• **What is asked**:
Every record that follows must be duplicated exactly, with images left out.
---------- Supplied data ----------
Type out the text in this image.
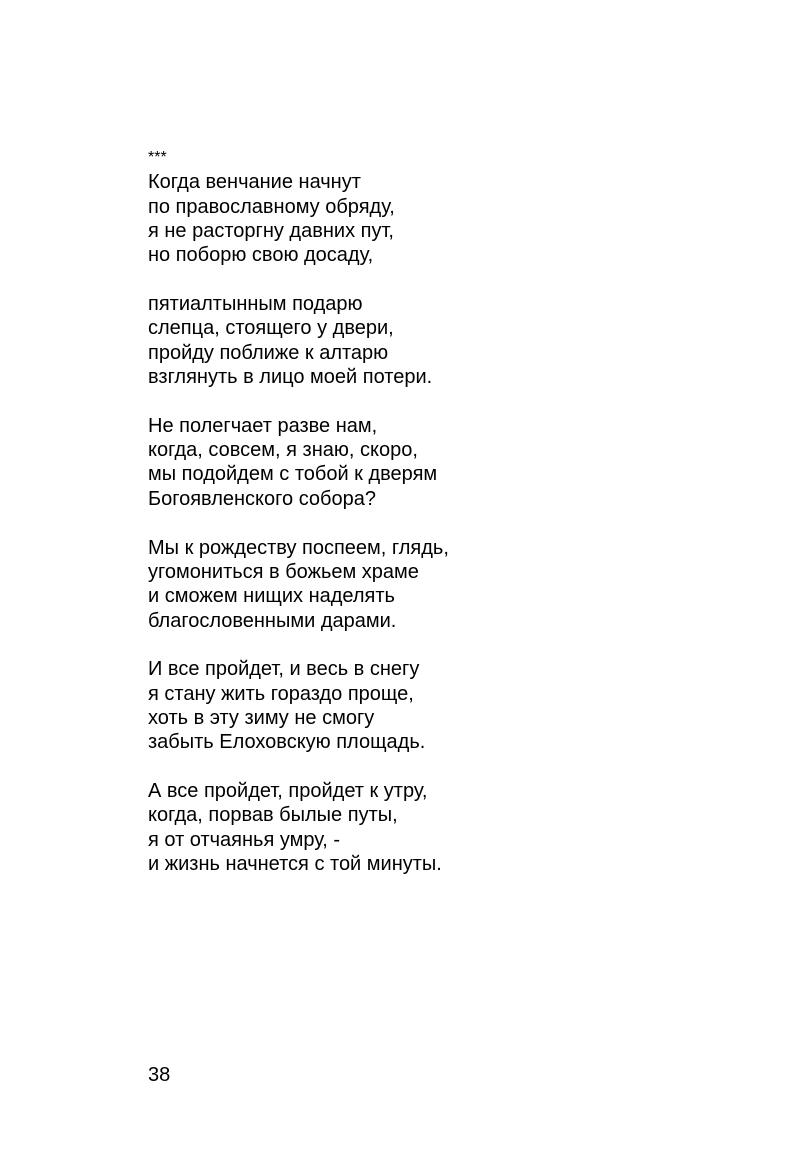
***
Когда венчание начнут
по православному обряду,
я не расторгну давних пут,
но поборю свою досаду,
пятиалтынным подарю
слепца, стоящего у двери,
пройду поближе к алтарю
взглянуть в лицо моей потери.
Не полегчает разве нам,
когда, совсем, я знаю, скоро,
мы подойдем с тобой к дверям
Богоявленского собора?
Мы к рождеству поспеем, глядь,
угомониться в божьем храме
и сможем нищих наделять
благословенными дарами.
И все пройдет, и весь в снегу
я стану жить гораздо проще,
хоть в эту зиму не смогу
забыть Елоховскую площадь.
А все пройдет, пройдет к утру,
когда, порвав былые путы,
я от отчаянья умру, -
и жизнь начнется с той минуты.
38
----------
• **Result**:
Type out the text in this image.
***
Когда венчание начнут
по православному обряду,
я не расторгну давних пут,
но поборю свою досаду,
пятиалтынным подарю
слепца, стоящего у двери,
пройду поближе к алтарю
взглянуть в лицо моей потери.
Не полегчает разве нам,
когда, совсем, я знаю, скоро,
мы подойдем с тобой к дверям
Богоявленского собора?
Мы к рождеству поспеем, глядь,
угомониться в божьем храме
и сможем нищих наделять
благословенными дарами.
И все пройдет, и весь в снегу
я стану жить гораздо проще,
хоть в эту зиму не смогу
забыть Елоховскую площадь.
А все пройдет, пройдет к утру,
когда, порвав былые путы,
я от отчаянья умру, -
и жизнь начнется с той минуты.
38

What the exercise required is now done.